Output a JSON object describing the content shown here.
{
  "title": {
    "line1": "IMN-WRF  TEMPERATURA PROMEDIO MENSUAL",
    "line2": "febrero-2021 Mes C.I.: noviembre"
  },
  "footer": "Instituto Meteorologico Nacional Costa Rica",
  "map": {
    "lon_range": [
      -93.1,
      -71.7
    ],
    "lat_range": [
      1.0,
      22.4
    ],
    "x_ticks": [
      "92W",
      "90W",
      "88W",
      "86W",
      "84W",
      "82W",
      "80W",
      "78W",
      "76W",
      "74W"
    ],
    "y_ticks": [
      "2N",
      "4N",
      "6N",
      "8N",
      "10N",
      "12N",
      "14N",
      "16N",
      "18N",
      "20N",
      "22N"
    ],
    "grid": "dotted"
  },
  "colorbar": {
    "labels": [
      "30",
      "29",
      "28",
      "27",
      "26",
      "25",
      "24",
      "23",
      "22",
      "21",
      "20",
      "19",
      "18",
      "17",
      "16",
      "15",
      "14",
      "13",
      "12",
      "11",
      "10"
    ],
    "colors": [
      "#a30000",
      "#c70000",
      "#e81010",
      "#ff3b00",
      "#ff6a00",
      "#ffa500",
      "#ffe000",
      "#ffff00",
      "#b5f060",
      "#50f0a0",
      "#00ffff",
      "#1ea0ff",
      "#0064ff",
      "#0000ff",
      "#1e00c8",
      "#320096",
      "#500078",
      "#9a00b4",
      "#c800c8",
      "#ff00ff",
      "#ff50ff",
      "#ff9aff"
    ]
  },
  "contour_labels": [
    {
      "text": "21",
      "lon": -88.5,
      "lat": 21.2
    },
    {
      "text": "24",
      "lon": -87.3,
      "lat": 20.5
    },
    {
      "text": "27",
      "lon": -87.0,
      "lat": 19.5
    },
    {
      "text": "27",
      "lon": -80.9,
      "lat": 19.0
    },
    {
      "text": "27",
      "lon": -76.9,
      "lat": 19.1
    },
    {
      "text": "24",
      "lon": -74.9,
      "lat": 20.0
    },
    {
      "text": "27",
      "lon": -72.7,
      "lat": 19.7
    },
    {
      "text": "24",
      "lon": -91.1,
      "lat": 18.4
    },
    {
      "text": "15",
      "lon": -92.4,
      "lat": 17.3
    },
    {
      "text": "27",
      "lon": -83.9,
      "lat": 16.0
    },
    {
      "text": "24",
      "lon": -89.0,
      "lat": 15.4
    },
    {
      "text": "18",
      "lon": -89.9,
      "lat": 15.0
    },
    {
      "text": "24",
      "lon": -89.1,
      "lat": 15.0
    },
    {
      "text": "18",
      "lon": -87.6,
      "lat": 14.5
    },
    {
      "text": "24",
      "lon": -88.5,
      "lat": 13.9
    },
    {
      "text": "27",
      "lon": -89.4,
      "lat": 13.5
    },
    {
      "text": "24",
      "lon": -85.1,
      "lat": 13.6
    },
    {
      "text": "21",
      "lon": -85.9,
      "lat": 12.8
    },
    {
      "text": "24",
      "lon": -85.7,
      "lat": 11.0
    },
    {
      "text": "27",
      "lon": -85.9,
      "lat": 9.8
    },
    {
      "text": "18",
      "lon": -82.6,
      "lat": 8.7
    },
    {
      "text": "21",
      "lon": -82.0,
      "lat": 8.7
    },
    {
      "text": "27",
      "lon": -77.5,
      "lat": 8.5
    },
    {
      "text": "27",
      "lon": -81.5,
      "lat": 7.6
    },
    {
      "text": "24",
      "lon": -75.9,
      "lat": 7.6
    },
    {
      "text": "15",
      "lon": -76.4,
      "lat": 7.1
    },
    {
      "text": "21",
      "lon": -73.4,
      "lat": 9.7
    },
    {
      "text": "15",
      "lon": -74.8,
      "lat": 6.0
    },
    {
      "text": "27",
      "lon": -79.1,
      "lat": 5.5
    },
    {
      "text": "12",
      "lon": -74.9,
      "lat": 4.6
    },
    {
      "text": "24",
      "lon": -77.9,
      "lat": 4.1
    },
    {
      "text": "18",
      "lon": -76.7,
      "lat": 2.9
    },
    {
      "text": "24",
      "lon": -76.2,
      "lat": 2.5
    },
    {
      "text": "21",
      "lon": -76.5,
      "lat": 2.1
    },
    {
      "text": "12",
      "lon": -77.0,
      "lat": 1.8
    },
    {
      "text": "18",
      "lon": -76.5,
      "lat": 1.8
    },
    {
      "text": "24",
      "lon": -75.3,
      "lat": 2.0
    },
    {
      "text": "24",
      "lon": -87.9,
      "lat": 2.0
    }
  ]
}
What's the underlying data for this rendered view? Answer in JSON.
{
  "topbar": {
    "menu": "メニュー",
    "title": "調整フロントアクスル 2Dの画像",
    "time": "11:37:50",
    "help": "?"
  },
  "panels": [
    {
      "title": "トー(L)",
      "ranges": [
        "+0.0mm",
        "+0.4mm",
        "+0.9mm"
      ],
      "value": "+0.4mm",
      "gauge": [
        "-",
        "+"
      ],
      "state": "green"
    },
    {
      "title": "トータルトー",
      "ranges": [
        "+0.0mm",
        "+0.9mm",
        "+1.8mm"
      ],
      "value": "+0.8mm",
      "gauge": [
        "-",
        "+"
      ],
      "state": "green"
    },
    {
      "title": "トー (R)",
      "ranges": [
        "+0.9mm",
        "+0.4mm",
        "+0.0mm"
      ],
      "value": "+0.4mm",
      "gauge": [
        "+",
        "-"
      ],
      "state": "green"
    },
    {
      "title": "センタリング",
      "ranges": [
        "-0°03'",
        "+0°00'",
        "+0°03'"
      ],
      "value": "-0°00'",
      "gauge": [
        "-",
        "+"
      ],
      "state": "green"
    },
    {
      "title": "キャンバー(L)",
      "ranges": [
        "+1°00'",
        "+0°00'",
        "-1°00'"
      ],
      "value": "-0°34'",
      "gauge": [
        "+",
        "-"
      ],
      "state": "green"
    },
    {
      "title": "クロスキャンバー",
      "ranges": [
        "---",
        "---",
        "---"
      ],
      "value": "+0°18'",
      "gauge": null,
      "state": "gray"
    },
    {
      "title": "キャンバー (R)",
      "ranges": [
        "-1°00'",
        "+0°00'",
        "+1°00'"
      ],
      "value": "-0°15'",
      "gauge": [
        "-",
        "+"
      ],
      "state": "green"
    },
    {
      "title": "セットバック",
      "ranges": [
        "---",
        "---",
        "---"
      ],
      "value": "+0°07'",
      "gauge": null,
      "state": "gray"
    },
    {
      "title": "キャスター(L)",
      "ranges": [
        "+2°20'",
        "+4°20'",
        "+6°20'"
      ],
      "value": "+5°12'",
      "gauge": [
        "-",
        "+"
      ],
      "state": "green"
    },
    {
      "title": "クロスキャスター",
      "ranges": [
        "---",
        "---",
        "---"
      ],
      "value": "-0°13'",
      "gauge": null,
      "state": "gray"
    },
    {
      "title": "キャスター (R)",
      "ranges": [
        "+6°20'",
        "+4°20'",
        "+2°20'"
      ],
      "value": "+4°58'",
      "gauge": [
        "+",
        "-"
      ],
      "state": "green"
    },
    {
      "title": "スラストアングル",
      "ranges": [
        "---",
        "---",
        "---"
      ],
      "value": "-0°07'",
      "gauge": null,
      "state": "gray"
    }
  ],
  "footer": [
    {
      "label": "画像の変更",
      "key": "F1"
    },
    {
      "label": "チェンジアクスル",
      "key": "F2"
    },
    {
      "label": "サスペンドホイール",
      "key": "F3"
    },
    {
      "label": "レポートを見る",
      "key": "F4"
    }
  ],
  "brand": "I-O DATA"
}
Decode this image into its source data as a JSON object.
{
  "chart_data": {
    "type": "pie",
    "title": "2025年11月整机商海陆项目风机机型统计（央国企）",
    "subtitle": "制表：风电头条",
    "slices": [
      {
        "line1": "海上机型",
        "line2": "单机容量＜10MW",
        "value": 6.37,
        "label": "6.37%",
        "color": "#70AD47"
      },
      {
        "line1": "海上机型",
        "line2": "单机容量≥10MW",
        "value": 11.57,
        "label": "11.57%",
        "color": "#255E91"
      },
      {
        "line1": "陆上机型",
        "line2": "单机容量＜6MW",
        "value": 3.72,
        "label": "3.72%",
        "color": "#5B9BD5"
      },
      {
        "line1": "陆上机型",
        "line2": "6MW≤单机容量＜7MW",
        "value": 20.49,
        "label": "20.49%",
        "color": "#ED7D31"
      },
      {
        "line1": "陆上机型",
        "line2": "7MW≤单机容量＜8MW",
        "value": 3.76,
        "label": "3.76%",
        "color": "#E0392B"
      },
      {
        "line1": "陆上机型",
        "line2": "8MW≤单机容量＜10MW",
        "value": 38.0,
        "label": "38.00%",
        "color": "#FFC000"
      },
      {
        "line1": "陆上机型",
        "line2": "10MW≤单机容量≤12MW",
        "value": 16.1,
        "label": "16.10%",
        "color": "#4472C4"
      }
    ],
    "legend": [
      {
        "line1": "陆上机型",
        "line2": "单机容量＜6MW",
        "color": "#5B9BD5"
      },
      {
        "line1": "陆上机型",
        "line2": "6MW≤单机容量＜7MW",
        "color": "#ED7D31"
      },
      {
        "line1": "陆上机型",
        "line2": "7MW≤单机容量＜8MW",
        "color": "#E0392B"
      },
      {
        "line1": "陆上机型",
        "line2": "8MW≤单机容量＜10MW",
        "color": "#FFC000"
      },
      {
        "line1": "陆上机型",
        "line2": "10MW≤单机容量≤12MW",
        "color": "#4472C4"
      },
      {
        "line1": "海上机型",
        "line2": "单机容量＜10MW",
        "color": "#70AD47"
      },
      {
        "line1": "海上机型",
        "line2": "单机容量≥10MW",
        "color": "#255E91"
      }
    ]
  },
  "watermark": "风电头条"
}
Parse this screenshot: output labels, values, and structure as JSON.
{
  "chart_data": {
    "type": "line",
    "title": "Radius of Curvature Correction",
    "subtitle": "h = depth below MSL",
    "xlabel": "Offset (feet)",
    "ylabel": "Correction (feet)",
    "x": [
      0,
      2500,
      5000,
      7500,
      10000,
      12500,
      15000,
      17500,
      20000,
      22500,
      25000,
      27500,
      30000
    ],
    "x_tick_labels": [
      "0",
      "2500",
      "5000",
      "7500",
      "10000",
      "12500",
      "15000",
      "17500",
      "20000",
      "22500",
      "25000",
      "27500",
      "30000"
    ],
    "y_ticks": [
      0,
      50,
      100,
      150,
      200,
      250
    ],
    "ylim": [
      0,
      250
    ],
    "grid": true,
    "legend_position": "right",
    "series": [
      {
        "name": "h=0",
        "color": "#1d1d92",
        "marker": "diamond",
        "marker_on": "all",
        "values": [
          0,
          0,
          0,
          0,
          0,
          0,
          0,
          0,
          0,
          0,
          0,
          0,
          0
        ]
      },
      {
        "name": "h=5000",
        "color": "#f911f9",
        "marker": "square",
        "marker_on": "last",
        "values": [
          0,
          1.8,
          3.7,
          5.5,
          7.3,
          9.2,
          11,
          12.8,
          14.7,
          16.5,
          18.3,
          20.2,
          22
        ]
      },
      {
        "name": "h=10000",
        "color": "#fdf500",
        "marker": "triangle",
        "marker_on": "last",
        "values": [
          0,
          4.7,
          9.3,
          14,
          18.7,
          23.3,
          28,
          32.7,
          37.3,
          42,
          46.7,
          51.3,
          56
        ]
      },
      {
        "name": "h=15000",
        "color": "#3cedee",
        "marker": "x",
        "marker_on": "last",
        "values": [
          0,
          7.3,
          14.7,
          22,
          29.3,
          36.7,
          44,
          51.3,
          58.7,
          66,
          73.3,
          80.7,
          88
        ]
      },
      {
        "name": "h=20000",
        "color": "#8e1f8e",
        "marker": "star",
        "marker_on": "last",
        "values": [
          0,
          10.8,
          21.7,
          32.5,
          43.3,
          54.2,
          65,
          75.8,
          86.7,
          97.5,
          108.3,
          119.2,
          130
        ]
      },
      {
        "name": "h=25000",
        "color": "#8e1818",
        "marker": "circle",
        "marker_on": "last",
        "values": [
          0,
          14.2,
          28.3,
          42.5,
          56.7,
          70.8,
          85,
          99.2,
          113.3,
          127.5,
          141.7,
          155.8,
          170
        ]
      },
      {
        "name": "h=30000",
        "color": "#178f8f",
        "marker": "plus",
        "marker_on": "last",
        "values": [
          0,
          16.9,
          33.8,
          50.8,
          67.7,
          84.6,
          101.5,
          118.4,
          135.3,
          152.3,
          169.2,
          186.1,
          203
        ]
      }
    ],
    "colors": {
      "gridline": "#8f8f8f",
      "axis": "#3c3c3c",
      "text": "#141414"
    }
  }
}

### [The exercise]
Search the listing above for the string "footer". Copy every line that contains it.

### [Completed exercise]
  "footer": "Instituto Meteorologico Nacional Costa Rica",
  "footer": [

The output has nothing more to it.